• Records supplied:
========
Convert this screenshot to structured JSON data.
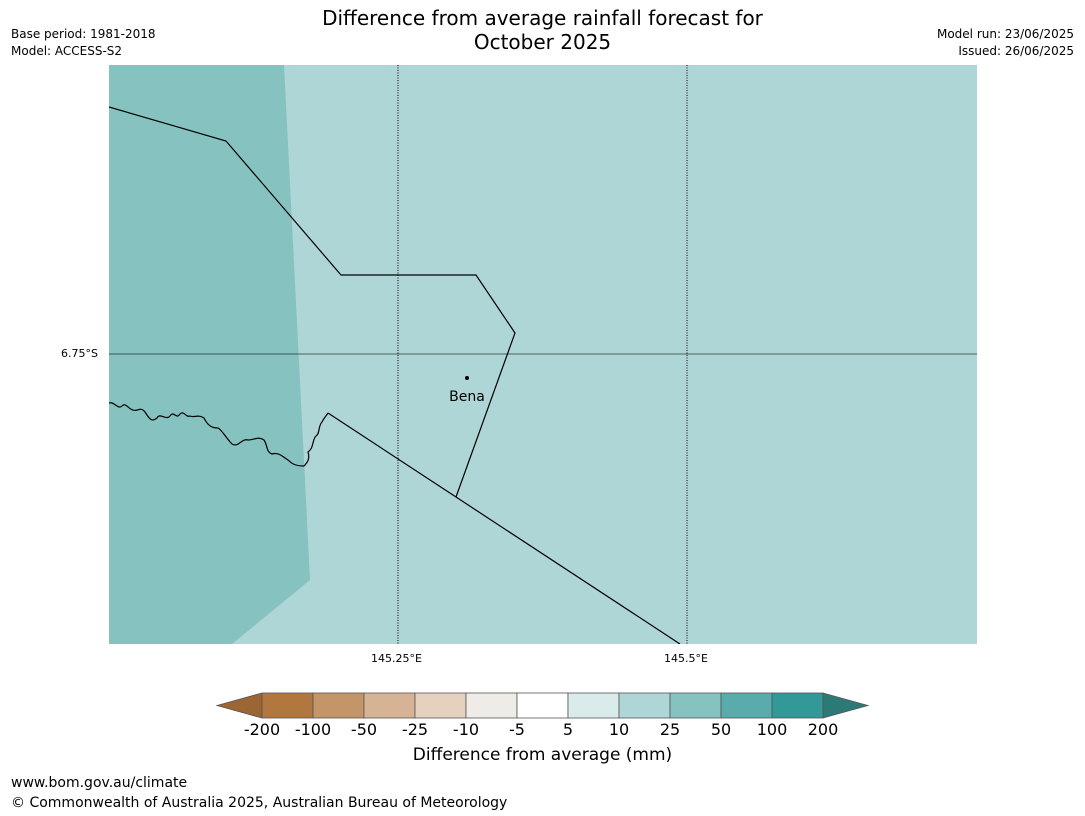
{
  "header": {
    "title_line1": "Difference from average rainfall forecast for",
    "title_line2": "October 2025",
    "base_period": "Base period: 1981-2018",
    "model": "Model: ACCESS-S2",
    "model_run": "Model run: 23/06/2025",
    "issued": "Issued: 26/06/2025"
  },
  "map": {
    "latitude_label": "6.75°S",
    "longitude_labels": [
      "145.25°E",
      "145.5°E"
    ],
    "place": "Bena",
    "colors": {
      "zone_25_50": "#86c2c0",
      "zone_10_25": "#aed6d6",
      "boundary": "#000000",
      "gridline": "#000000"
    },
    "region_categories": [
      "25 to 50 mm",
      "10 to 25 mm"
    ]
  },
  "legend": {
    "title": "Difference from average (mm)",
    "ticks": [
      "-200",
      "-100",
      "-50",
      "-25",
      "-10",
      "-5",
      "5",
      "10",
      "25",
      "50",
      "100",
      "200"
    ],
    "colors": [
      "#9c6634",
      "#b1773e",
      "#c49569",
      "#d5b394",
      "#e6d1be",
      "#efebe7",
      "#ffffff",
      "#d9ebeb",
      "#aed6d6",
      "#86c2c0",
      "#5aabab",
      "#339998",
      "#2b7a78"
    ]
  },
  "footer": {
    "url": "www.bom.gov.au/climate",
    "copyright": "© Commonwealth of Australia 2025, Australian Bureau of Meteorology"
  }
}
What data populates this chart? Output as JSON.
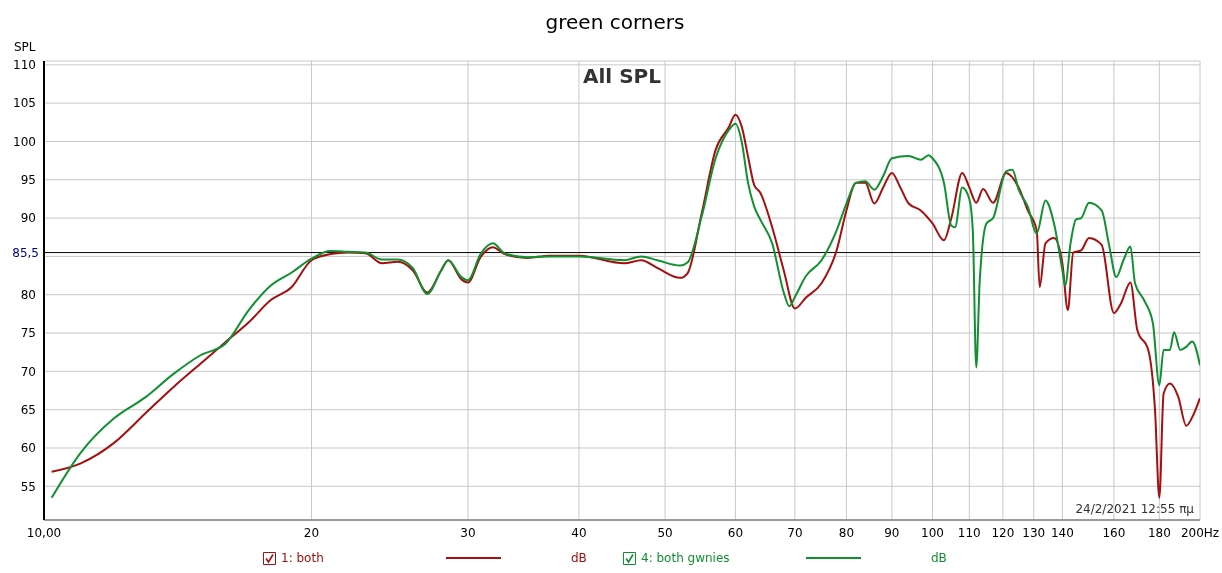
{
  "chart_data": {
    "type": "line",
    "title": "green corners",
    "ylabel": "SPL",
    "log": "x",
    "xlim": [
      10,
      200
    ],
    "ylim": [
      50.6,
      110.5
    ],
    "xticks": [
      {
        "value": 10,
        "label": "10,00"
      },
      20,
      30,
      40,
      50,
      60,
      70,
      80,
      90,
      100,
      110,
      120,
      130,
      140,
      160,
      180,
      {
        "value": 200,
        "label": "200Hz"
      }
    ],
    "yticks": [
      55,
      60,
      65,
      70,
      75,
      80,
      {
        "value": 85,
        "label": null
      },
      90,
      95,
      100,
      105,
      110
    ],
    "grid": true,
    "legend": "bottom",
    "marker": "none",
    "line_style": "solid",
    "ref_lines": [
      {
        "axis": "y",
        "value": 85.5,
        "label": "85,5",
        "color": "#000000"
      }
    ],
    "annotations": [
      "All SPL",
      "24/2/2021 12:55 πμ",
      "dB",
      "dB"
    ],
    "series": [
      {
        "name": "1: both",
        "color": "#a50f0f",
        "x": [
          10.2,
          11,
          12,
          13,
          14,
          15,
          16,
          17,
          18,
          19,
          20,
          21,
          22,
          23,
          24,
          25,
          26,
          27,
          28,
          28.5,
          29.5,
          30,
          31,
          32,
          33,
          35,
          37,
          40,
          45,
          47,
          49,
          52,
          53,
          55,
          57,
          59,
          60,
          61,
          62,
          63,
          64,
          66,
          68,
          70,
          72,
          75,
          78,
          80,
          82,
          84,
          86,
          88,
          90,
          92,
          94,
          97,
          100,
          103,
          105,
          108,
          110,
          112,
          114,
          117,
          121,
          125,
          128,
          131,
          132,
          134,
          137,
          140,
          142,
          144,
          147,
          150,
          155,
          160,
          163,
          167,
          170,
          175,
          178,
          180,
          182,
          185,
          189,
          193,
          196,
          200
        ],
        "values": [
          56.9,
          58.0,
          60.7,
          64.5,
          68,
          71.0,
          73.8,
          76.4,
          79.3,
          81.0,
          84.5,
          85.3,
          85.5,
          85.4,
          84.1,
          84.3,
          83.2,
          80.3,
          83.2,
          84.5,
          82.0,
          81.6,
          84.9,
          86.2,
          85.3,
          84.8,
          85.1,
          85.1,
          84.1,
          84.5,
          83.5,
          82.2,
          82.8,
          90.7,
          98.9,
          101.9,
          103.5,
          101.9,
          98.0,
          94.3,
          93.3,
          88.8,
          83.2,
          78.2,
          79.6,
          81.5,
          85.8,
          91.0,
          94.6,
          94.6,
          91.9,
          94,
          95.9,
          94,
          91.9,
          91,
          89.3,
          87.1,
          90.0,
          95.9,
          94,
          92.0,
          93.8,
          92.0,
          95.9,
          94,
          91,
          88.4,
          81.0,
          86.7,
          87.4,
          84.1,
          78,
          85.5,
          85.8,
          87.4,
          86.5,
          77.6,
          78.9,
          81.6,
          75.4,
          72.7,
          64.9,
          53.5,
          67.1,
          68.4,
          66.7,
          62.9,
          64,
          66.5
        ]
      },
      {
        "name": "4: both gwnies",
        "color": "#109030",
        "x": [
          10.2,
          11,
          12,
          13,
          14,
          15,
          16,
          17,
          18,
          19,
          20,
          21,
          22,
          23,
          24,
          25,
          26,
          27,
          28,
          28.5,
          29.5,
          30,
          31,
          32,
          33,
          35,
          37,
          40,
          45,
          47,
          49,
          52,
          53,
          55,
          57,
          59,
          60,
          61,
          62,
          63,
          64,
          66,
          68,
          69,
          70,
          72,
          75,
          78,
          80,
          82,
          84,
          86,
          88,
          90,
          94,
          97,
          99,
          100,
          103,
          105,
          106,
          108,
          110,
          111,
          112,
          113,
          115,
          117,
          121,
          123,
          125,
          128,
          131,
          134,
          137,
          140,
          141,
          143,
          145,
          147,
          150,
          155,
          158,
          161,
          164,
          167,
          169,
          173,
          177,
          180,
          182,
          185,
          187,
          190,
          193,
          196,
          200
        ],
        "values": [
          53.5,
          59.4,
          63.9,
          66.6,
          69.7,
          72.1,
          73.6,
          78,
          81.2,
          82.9,
          84.7,
          85.7,
          85.6,
          85.5,
          84.6,
          84.6,
          83.5,
          80.1,
          83.2,
          84.5,
          82.3,
          81.9,
          85.3,
          86.7,
          85.4,
          84.9,
          85.0,
          85.0,
          84.5,
          85.0,
          84.5,
          83.8,
          84.2,
          90.3,
          97.8,
          101.5,
          102.3,
          99.9,
          94.6,
          91.5,
          89.8,
          86.7,
          80.3,
          78.5,
          79.7,
          82.4,
          84.5,
          88.4,
          91.9,
          94.6,
          94.8,
          93.7,
          95.5,
          97.8,
          98.1,
          97.6,
          98.2,
          97.8,
          94.6,
          89,
          88.8,
          94.0,
          92.5,
          88.4,
          70.5,
          81.7,
          89.3,
          90.0,
          96.1,
          96.3,
          93.7,
          91.5,
          88.0,
          92.3,
          89.3,
          83.2,
          81.2,
          86.7,
          89.8,
          90,
          92,
          91.0,
          86.5,
          82.3,
          84.5,
          86.3,
          81.5,
          79.3,
          76.3,
          68.2,
          72.8,
          72.8,
          75.1,
          72.8,
          73.2,
          73.9,
          70.8
        ]
      }
    ]
  }
}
========
• Written exercise: Count the lines of the listing above that include the word "Model" and state the total with nothing else.

• Full output: 2